Required task: Each record that follows should be repeated exactly, minus any images.

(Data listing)
** Begin **

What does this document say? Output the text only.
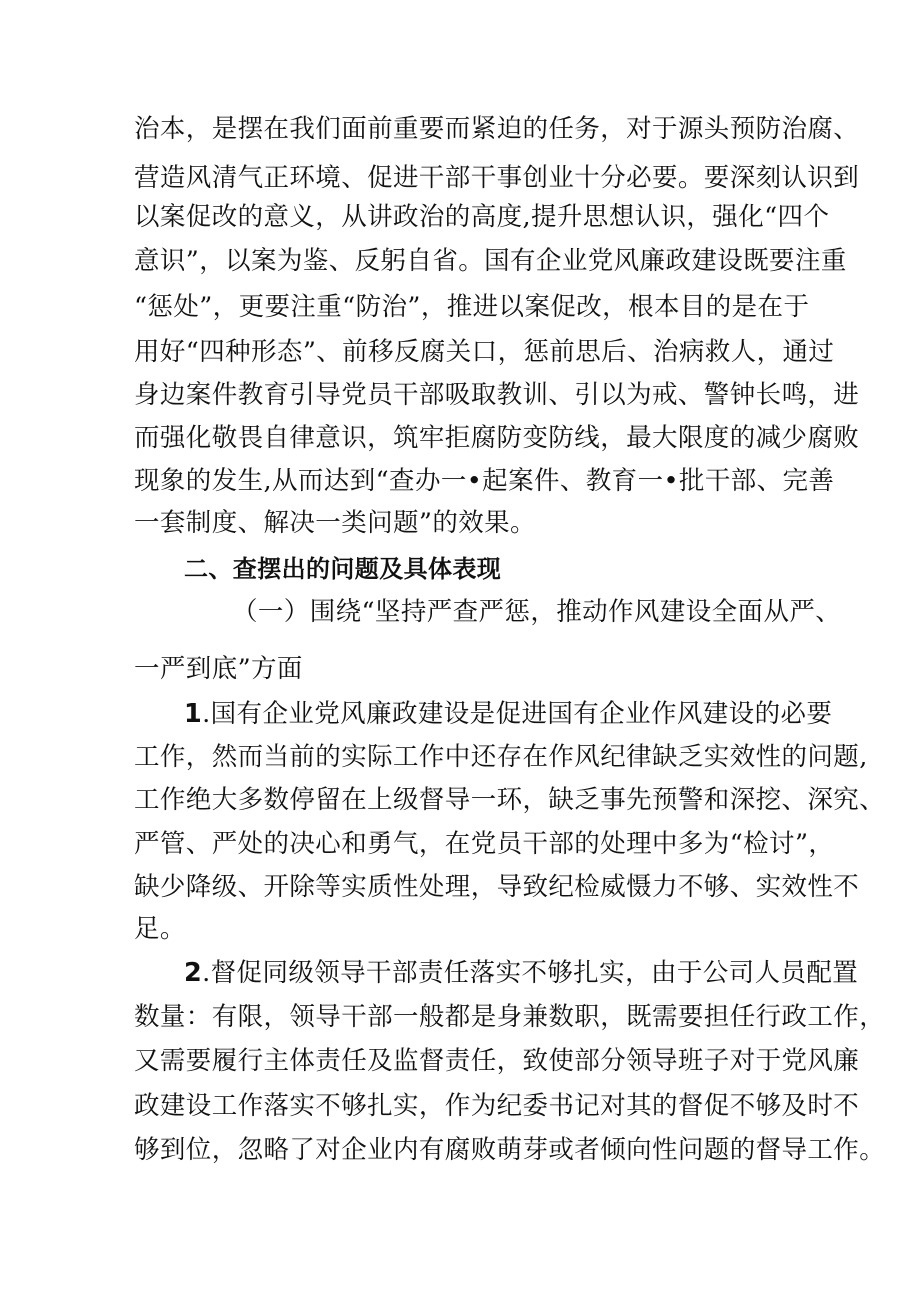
治本，是摆在我们面前重要而紧迫的任务，对于源头预防治腐、
营造风清气正环境、促进干部干事创业十分必要。要深刻认识到
以案促改的意义，从讲政治的高度,提升思想认识，强化“四个
意识”，以案为鉴、反躬自省。国有企业党风廉政建设既要注重
“惩处”，更要注重“防治”，推进以案促改，根本目的是在于
用好“四种形态”、前移反腐关口，惩前思后、治病救人，通过
身边案件教育引导党员干部吸取教训、引以为戒、警钟长鸣，进
而强化敬畏自律意识，筑牢拒腐防变防线，最大限度的减少腐败
现象的发生,从而达到“查办一•起案件、教育一•批干部、完善
一套制度、解决一类问题”的效果。
二、查摆出的问题及具体表现
（一）围绕“坚持严查严惩，推动作风建设全面从严、
一严到底”方面
1.国有企业党风廉政建设是促进国有企业作风建设的必要
工作，然而当前的实际工作中还存在作风纪律缺乏实效性的问题,
工作绝大多数停留在上级督导一环，缺乏事先预警和深挖、深究、
严管、严处的决心和勇气，在党员干部的处理中多为“检讨”，
缺少降级、开除等实质性处理，导致纪检威慑力不够、实效性不
足。
2.督促同级领导干部责任落实不够扎实，由于公司人员配置
数量：有限，领导干部一般都是身兼数职，既需要担任行政工作，
又需要履行主体责任及监督责任，致使部分领导班子对于党风廉
政建设工作落实不够扎实，作为纪委书记对其的督促不够及时不
够到位，忽略了对企业内有腐败萌芽或者倾向性问题的督导工作。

** End **

Correct result:
What does this document say? Output the text only.
治本，是摆在我们面前重要而紧迫的任务，对于源头预防治腐、
营造风清气正环境、促进干部干事创业十分必要。要深刻认识到
以案促改的意义，从讲政治的高度,提升思想认识，强化“四个
意识”，以案为鉴、反躬自省。国有企业党风廉政建设既要注重
“惩处”，更要注重“防治”，推进以案促改，根本目的是在于
用好“四种形态”、前移反腐关口，惩前思后、治病救人，通过
身边案件教育引导党员干部吸取教训、引以为戒、警钟长鸣，进
而强化敬畏自律意识，筑牢拒腐防变防线，最大限度的减少腐败
现象的发生,从而达到“查办一•起案件、教育一•批干部、完善
一套制度、解决一类问题”的效果。
二、查摆出的问题及具体表现
（一）围绕“坚持严查严惩，推动作风建设全面从严、
一严到底”方面
1.国有企业党风廉政建设是促进国有企业作风建设的必要
工作，然而当前的实际工作中还存在作风纪律缺乏实效性的问题,
工作绝大多数停留在上级督导一环，缺乏事先预警和深挖、深究、
严管、严处的决心和勇气，在党员干部的处理中多为“检讨”，
缺少降级、开除等实质性处理，导致纪检威慑力不够、实效性不
足。
2.督促同级领导干部责任落实不够扎实，由于公司人员配置
数量：有限，领导干部一般都是身兼数职，既需要担任行政工作，
又需要履行主体责任及监督责任，致使部分领导班子对于党风廉
政建设工作落实不够扎实，作为纪委书记对其的督促不够及时不
够到位，忽略了对企业内有腐败萌芽或者倾向性问题的督导工作。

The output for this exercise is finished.